(A run of records)

====

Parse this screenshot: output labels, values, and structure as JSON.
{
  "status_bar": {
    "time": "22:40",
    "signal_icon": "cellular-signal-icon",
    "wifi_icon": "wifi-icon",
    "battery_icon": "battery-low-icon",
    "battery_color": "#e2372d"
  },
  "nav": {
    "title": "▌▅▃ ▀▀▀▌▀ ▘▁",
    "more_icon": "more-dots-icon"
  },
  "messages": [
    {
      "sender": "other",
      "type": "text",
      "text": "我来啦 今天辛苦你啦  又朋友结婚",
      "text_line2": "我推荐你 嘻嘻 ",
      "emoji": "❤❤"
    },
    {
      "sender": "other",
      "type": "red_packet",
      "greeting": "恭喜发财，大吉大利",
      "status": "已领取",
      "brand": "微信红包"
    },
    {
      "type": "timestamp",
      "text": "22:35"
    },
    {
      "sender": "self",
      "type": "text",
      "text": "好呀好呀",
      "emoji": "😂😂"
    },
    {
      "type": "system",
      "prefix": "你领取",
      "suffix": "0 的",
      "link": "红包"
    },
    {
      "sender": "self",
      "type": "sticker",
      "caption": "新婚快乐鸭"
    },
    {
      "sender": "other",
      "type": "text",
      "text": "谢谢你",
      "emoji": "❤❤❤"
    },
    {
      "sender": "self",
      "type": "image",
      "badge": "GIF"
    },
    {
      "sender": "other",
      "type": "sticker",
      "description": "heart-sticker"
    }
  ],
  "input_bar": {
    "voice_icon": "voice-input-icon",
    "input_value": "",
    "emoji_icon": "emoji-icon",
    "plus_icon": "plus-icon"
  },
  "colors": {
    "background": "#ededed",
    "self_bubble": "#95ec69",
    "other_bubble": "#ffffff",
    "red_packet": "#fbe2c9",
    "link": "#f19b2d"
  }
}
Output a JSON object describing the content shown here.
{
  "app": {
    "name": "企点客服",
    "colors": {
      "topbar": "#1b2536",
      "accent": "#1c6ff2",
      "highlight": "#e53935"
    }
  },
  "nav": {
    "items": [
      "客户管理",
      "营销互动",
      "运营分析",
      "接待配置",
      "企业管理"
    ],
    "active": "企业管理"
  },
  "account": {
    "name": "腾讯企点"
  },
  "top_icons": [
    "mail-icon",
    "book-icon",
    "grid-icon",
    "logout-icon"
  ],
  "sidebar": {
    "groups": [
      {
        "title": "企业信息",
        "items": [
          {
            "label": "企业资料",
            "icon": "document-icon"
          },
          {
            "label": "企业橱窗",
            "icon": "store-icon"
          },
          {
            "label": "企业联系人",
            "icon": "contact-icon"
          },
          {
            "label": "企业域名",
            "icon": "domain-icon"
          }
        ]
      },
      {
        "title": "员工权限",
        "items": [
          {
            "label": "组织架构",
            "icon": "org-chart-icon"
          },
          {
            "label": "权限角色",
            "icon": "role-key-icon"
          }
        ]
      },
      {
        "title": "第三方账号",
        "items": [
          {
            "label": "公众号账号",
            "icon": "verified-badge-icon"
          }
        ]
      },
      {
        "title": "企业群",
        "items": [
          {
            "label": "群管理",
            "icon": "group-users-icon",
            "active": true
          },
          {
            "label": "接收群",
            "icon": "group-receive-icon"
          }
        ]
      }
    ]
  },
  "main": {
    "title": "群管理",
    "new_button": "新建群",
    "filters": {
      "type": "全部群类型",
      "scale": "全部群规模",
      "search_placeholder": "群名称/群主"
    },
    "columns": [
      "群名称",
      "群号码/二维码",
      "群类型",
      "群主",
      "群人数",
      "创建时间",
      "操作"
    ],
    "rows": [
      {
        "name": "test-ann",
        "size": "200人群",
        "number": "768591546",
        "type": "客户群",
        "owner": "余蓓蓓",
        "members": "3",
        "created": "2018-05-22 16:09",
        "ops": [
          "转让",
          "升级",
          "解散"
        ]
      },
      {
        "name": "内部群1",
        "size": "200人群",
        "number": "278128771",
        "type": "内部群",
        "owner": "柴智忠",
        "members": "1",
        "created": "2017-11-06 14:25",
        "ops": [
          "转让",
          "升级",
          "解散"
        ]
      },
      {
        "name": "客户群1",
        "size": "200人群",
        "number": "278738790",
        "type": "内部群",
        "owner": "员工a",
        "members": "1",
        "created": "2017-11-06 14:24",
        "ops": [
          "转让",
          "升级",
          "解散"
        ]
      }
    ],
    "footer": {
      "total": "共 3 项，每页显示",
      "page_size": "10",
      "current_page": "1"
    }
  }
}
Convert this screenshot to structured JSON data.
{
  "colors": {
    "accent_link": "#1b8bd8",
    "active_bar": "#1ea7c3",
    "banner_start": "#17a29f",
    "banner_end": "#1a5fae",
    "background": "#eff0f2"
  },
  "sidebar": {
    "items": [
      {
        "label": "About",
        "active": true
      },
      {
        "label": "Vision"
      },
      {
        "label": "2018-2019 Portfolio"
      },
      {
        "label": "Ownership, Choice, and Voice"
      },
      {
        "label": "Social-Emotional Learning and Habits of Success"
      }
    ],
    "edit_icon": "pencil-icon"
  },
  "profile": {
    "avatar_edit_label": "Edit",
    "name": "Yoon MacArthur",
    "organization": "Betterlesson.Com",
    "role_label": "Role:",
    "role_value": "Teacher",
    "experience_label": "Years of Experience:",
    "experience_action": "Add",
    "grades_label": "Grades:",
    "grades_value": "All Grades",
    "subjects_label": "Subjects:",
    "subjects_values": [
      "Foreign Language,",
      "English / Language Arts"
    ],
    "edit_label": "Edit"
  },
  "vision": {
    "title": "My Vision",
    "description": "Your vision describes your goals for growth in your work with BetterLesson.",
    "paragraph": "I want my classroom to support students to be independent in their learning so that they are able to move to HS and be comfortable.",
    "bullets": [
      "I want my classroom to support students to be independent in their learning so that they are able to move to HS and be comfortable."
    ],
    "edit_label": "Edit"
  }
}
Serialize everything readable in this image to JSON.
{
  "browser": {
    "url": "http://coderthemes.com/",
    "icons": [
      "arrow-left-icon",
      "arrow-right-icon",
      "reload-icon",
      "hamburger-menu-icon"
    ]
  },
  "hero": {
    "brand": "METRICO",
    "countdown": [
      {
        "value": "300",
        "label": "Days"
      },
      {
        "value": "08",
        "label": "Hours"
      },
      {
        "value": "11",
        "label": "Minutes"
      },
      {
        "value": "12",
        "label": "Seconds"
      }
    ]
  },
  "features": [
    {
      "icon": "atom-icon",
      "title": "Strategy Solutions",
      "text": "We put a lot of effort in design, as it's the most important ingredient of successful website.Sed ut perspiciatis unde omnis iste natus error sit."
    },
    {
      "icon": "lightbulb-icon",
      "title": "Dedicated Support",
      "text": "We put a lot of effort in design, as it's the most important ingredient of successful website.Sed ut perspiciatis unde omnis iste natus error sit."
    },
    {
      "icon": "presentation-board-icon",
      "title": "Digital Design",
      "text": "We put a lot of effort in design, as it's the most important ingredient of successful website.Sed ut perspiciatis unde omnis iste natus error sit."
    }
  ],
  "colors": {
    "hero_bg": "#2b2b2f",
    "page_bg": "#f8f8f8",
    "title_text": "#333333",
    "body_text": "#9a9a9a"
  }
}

====

◆ WHAT THIS TASK INVOLVES:
Return all the data above once more, precisely as given.

◆ RESULT FOR THIS TASK:
Parse this screenshot: output labels, values, and structure as JSON.
{
  "status_bar": {
    "time": "22:40",
    "signal_icon": "cellular-signal-icon",
    "wifi_icon": "wifi-icon",
    "battery_icon": "battery-low-icon",
    "battery_color": "#e2372d"
  },
  "nav": {
    "title": "▌▅▃ ▀▀▀▌▀ ▘▁",
    "more_icon": "more-dots-icon"
  },
  "messages": [
    {
      "sender": "other",
      "type": "text",
      "text": "我来啦 今天辛苦你啦  又朋友结婚",
      "text_line2": "我推荐你 嘻嘻 ",
      "emoji": "❤❤"
    },
    {
      "sender": "other",
      "type": "red_packet",
      "greeting": "恭喜发财，大吉大利",
      "status": "已领取",
      "brand": "微信红包"
    },
    {
      "type": "timestamp",
      "text": "22:35"
    },
    {
      "sender": "self",
      "type": "text",
      "text": "好呀好呀",
      "emoji": "😂😂"
    },
    {
      "type": "system",
      "prefix": "你领取",
      "suffix": "0 的",
      "link": "红包"
    },
    {
      "sender": "self",
      "type": "sticker",
      "caption": "新婚快乐鸭"
    },
    {
      "sender": "other",
      "type": "text",
      "text": "谢谢你",
      "emoji": "❤❤❤"
    },
    {
      "sender": "self",
      "type": "image",
      "badge": "GIF"
    },
    {
      "sender": "other",
      "type": "sticker",
      "description": "heart-sticker"
    }
  ],
  "input_bar": {
    "voice_icon": "voice-input-icon",
    "input_value": "",
    "emoji_icon": "emoji-icon",
    "plus_icon": "plus-icon"
  },
  "colors": {
    "background": "#ededed",
    "self_bubble": "#95ec69",
    "other_bubble": "#ffffff",
    "red_packet": "#fbe2c9",
    "link": "#f19b2d"
  }
}
Output a JSON object describing the content shown here.
{
  "app": {
    "name": "企点客服",
    "colors": {
      "topbar": "#1b2536",
      "accent": "#1c6ff2",
      "highlight": "#e53935"
    }
  },
  "nav": {
    "items": [
      "客户管理",
      "营销互动",
      "运营分析",
      "接待配置",
      "企业管理"
    ],
    "active": "企业管理"
  },
  "account": {
    "name": "腾讯企点"
  },
  "top_icons": [
    "mail-icon",
    "book-icon",
    "grid-icon",
    "logout-icon"
  ],
  "sidebar": {
    "groups": [
      {
        "title": "企业信息",
        "items": [
          {
            "label": "企业资料",
            "icon": "document-icon"
          },
          {
            "label": "企业橱窗",
            "icon": "store-icon"
          },
          {
            "label": "企业联系人",
            "icon": "contact-icon"
          },
          {
            "label": "企业域名",
            "icon": "domain-icon"
          }
        ]
      },
      {
        "title": "员工权限",
        "items": [
          {
            "label": "组织架构",
            "icon": "org-chart-icon"
          },
          {
            "label": "权限角色",
            "icon": "role-key-icon"
          }
        ]
      },
      {
        "title": "第三方账号",
        "items": [
          {
            "label": "公众号账号",
            "icon": "verified-badge-icon"
          }
        ]
      },
      {
        "title": "企业群",
        "items": [
          {
            "label": "群管理",
            "icon": "group-users-icon",
            "active": true
          },
          {
            "label": "接收群",
            "icon": "group-receive-icon"
          }
        ]
      }
    ]
  },
  "main": {
    "title": "群管理",
    "new_button": "新建群",
    "filters": {
      "type": "全部群类型",
      "scale": "全部群规模",
      "search_placeholder": "群名称/群主"
    },
    "columns": [
      "群名称",
      "群号码/二维码",
      "群类型",
      "群主",
      "群人数",
      "创建时间",
      "操作"
    ],
    "rows": [
      {
        "name": "test-ann",
        "size": "200人群",
        "number": "768591546",
        "type": "客户群",
        "owner": "余蓓蓓",
        "members": "3",
        "created": "2018-05-22 16:09",
        "ops": [
          "转让",
          "升级",
          "解散"
        ]
      },
      {
        "name": "内部群1",
        "size": "200人群",
        "number": "278128771",
        "type": "内部群",
        "owner": "柴智忠",
        "members": "1",
        "created": "2017-11-06 14:25",
        "ops": [
          "转让",
          "升级",
          "解散"
        ]
      },
      {
        "name": "客户群1",
        "size": "200人群",
        "number": "278738790",
        "type": "内部群",
        "owner": "员工a",
        "members": "1",
        "created": "2017-11-06 14:24",
        "ops": [
          "转让",
          "升级",
          "解散"
        ]
      }
    ],
    "footer": {
      "total": "共 3 项，每页显示",
      "page_size": "10",
      "current_page": "1"
    }
  }
}
Convert this screenshot to structured JSON data.
{
  "colors": {
    "accent_link": "#1b8bd8",
    "active_bar": "#1ea7c3",
    "banner_start": "#17a29f",
    "banner_end": "#1a5fae",
    "background": "#eff0f2"
  },
  "sidebar": {
    "items": [
      {
        "label": "About",
        "active": true
      },
      {
        "label": "Vision"
      },
      {
        "label": "2018-2019 Portfolio"
      },
      {
        "label": "Ownership, Choice, and Voice"
      },
      {
        "label": "Social-Emotional Learning and Habits of Success"
      }
    ],
    "edit_icon": "pencil-icon"
  },
  "profile": {
    "avatar_edit_label": "Edit",
    "name": "Yoon MacArthur",
    "organization": "Betterlesson.Com",
    "role_label": "Role:",
    "role_value": "Teacher",
    "experience_label": "Years of Experience:",
    "experience_action": "Add",
    "grades_label": "Grades:",
    "grades_value": "All Grades",
    "subjects_label": "Subjects:",
    "subjects_values": [
      "Foreign Language,",
      "English / Language Arts"
    ],
    "edit_label": "Edit"
  },
  "vision": {
    "title": "My Vision",
    "description": "Your vision describes your goals for growth in your work with BetterLesson.",
    "paragraph": "I want my classroom to support students to be independent in their learning so that they are able to move to HS and be comfortable.",
    "bullets": [
      "I want my classroom to support students to be independent in their learning so that they are able to move to HS and be comfortable."
    ],
    "edit_label": "Edit"
  }
}
Serialize everything readable in this image to JSON.
{
  "browser": {
    "url": "http://coderthemes.com/",
    "icons": [
      "arrow-left-icon",
      "arrow-right-icon",
      "reload-icon",
      "hamburger-menu-icon"
    ]
  },
  "hero": {
    "brand": "METRICO",
    "countdown": [
      {
        "value": "300",
        "label": "Days"
      },
      {
        "value": "08",
        "label": "Hours"
      },
      {
        "value": "11",
        "label": "Minutes"
      },
      {
        "value": "12",
        "label": "Seconds"
      }
    ]
  },
  "features": [
    {
      "icon": "atom-icon",
      "title": "Strategy Solutions",
      "text": "We put a lot of effort in design, as it's the most important ingredient of successful website.Sed ut perspiciatis unde omnis iste natus error sit."
    },
    {
      "icon": "lightbulb-icon",
      "title": "Dedicated Support",
      "text": "We put a lot of effort in design, as it's the most important ingredient of successful website.Sed ut perspiciatis unde omnis iste natus error sit."
    },
    {
      "icon": "presentation-board-icon",
      "title": "Digital Design",
      "text": "We put a lot of effort in design, as it's the most important ingredient of successful website.Sed ut perspiciatis unde omnis iste natus error sit."
    }
  ],
  "colors": {
    "hero_bg": "#2b2b2f",
    "page_bg": "#f8f8f8",
    "title_text": "#333333",
    "body_text": "#9a9a9a"
  }
}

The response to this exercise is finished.